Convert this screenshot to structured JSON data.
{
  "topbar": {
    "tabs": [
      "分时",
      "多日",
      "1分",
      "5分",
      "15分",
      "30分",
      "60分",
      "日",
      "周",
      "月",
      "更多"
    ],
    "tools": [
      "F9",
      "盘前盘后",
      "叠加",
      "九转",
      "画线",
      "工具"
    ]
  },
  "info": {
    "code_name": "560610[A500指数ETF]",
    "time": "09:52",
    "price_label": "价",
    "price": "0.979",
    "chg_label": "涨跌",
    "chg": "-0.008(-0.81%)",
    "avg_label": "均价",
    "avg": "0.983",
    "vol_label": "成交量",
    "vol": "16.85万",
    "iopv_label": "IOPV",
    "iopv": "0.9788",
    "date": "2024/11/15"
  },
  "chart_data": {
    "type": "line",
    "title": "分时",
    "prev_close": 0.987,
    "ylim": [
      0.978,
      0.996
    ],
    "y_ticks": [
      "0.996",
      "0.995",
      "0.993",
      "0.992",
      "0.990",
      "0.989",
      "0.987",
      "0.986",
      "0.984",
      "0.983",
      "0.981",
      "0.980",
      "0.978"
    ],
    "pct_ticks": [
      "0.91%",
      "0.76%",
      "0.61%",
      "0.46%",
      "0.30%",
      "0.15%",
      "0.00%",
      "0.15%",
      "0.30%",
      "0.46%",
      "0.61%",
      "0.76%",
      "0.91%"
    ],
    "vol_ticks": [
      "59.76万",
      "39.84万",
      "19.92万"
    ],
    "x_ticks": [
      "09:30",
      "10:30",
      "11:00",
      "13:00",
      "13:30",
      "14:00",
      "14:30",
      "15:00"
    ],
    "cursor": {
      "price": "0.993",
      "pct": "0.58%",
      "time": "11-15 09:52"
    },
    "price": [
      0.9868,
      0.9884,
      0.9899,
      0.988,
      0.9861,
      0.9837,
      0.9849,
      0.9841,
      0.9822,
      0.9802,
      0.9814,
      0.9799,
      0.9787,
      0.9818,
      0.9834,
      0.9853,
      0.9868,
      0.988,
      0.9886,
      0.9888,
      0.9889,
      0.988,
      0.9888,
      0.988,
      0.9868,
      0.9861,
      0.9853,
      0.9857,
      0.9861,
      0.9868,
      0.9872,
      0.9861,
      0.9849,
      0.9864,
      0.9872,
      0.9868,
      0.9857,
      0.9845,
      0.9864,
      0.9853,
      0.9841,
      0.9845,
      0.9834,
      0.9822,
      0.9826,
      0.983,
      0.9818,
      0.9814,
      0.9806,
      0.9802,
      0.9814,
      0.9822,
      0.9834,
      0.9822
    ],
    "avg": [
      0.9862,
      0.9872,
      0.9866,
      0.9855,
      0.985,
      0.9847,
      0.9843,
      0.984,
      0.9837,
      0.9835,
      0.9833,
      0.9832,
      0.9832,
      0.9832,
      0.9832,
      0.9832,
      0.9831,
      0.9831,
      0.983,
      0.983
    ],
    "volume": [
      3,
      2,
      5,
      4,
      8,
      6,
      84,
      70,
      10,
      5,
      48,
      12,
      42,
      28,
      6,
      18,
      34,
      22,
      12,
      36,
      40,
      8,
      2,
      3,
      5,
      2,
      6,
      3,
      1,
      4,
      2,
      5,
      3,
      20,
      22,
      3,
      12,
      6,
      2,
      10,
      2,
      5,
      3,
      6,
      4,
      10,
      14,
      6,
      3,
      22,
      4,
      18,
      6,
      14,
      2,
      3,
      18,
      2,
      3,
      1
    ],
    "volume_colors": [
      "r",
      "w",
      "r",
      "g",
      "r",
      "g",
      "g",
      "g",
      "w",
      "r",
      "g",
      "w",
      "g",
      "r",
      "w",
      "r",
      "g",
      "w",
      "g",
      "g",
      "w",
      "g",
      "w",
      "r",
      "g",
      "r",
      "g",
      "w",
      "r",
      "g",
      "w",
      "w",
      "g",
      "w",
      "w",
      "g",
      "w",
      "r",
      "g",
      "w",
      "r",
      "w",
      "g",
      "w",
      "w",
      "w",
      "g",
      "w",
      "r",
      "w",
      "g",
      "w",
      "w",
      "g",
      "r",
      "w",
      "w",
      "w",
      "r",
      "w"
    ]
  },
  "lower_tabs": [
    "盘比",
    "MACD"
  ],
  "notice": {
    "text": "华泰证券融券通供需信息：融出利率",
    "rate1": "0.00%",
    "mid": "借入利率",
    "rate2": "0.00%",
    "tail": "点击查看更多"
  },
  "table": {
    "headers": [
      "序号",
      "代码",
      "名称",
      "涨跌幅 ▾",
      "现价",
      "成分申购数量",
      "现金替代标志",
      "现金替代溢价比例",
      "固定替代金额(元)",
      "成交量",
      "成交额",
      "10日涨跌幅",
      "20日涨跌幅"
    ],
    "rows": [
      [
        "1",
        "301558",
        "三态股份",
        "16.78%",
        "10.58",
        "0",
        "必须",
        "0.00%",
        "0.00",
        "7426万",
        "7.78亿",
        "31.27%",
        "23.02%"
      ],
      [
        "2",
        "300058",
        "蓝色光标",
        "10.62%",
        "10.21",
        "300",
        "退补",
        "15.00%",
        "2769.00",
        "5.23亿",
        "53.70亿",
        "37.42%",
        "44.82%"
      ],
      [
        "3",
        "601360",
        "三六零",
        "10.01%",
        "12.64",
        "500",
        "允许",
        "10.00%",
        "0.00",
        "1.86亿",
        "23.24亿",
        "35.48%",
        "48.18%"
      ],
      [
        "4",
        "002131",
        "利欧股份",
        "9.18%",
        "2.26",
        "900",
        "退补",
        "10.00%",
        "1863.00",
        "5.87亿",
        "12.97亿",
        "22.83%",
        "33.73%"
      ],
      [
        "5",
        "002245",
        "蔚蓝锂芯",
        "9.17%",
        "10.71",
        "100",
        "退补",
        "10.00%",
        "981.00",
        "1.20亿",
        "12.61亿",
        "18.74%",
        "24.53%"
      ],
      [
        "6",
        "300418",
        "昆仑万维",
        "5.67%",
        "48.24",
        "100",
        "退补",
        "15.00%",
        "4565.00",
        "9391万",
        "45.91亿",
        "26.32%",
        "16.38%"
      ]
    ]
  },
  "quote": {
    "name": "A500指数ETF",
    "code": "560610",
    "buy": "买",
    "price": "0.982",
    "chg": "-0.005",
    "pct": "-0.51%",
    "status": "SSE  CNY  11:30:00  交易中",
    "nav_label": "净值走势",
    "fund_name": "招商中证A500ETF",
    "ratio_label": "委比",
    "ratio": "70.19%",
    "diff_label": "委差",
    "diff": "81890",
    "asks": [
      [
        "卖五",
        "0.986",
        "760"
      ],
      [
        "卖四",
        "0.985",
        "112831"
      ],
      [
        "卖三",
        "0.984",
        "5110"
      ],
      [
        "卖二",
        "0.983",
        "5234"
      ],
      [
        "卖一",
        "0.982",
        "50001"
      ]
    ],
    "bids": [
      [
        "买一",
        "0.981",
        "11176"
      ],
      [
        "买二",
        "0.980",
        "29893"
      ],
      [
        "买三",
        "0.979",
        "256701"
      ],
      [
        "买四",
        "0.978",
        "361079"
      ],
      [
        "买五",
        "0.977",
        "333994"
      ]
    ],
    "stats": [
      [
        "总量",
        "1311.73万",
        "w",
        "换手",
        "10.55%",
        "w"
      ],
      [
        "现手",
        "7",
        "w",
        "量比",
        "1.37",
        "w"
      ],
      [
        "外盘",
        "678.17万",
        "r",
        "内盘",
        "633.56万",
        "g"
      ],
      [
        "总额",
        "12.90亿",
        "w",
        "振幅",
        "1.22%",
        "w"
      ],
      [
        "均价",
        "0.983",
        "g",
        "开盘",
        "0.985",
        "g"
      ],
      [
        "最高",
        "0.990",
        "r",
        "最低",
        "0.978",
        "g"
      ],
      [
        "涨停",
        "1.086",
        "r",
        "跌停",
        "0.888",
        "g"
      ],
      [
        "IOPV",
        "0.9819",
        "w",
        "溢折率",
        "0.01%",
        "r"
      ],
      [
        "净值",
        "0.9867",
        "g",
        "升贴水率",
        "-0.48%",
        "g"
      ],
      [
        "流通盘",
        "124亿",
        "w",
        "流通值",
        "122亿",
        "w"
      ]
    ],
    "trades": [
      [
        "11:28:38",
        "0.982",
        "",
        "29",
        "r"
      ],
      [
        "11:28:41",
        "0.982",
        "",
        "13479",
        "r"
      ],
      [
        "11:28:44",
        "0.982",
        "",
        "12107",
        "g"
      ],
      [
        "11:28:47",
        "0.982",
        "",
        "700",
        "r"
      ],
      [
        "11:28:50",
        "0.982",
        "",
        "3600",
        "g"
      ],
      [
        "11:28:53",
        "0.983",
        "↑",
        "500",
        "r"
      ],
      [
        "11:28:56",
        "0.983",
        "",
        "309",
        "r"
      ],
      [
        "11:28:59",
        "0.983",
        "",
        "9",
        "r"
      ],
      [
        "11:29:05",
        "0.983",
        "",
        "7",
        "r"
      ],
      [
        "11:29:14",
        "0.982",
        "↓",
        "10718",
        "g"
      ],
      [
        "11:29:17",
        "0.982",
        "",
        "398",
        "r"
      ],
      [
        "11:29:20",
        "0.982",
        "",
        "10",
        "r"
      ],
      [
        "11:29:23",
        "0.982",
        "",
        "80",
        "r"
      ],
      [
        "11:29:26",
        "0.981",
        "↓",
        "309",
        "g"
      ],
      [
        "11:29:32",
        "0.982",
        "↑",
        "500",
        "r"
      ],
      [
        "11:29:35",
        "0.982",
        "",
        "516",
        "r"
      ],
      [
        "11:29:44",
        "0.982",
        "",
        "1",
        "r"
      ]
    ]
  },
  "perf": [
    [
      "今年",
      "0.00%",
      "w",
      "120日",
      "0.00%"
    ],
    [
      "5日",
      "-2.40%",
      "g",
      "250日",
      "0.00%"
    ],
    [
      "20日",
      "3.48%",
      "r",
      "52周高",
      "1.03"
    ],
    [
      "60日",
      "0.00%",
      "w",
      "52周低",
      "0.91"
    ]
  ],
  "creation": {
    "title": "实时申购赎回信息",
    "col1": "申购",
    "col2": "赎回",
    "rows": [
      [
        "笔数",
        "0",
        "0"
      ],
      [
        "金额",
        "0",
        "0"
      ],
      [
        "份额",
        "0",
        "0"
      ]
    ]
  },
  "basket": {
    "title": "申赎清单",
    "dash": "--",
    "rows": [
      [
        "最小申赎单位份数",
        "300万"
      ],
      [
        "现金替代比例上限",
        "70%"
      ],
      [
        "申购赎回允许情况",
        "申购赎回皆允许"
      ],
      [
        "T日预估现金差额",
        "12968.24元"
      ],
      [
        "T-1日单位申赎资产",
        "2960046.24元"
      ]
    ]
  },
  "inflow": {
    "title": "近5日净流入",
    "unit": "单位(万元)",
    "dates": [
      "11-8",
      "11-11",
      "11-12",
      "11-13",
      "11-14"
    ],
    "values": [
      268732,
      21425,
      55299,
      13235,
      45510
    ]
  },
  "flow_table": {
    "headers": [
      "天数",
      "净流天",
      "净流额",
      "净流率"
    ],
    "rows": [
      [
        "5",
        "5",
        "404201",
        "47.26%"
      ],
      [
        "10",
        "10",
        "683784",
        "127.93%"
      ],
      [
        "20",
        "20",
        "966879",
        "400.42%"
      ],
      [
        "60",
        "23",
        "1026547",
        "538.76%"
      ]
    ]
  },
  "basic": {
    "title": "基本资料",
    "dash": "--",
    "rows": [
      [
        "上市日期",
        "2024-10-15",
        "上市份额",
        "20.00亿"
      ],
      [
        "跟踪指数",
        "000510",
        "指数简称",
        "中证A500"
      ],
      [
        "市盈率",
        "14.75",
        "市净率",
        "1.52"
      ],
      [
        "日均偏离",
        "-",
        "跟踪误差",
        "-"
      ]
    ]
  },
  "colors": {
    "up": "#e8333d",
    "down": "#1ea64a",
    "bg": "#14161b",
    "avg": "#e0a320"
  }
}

◇ ◇ ◇ ◇ ◇ ◇ ◇

__REQUIRED TASK__
Scan the material above for the word "title". Copy each line where it occurs.

__ANSWER__
    "title": "分时",
    "title": "实时申购赎回信息",
    "title": "申赎清单",
    "title": "近5日净流入",
    "title": "基本资料",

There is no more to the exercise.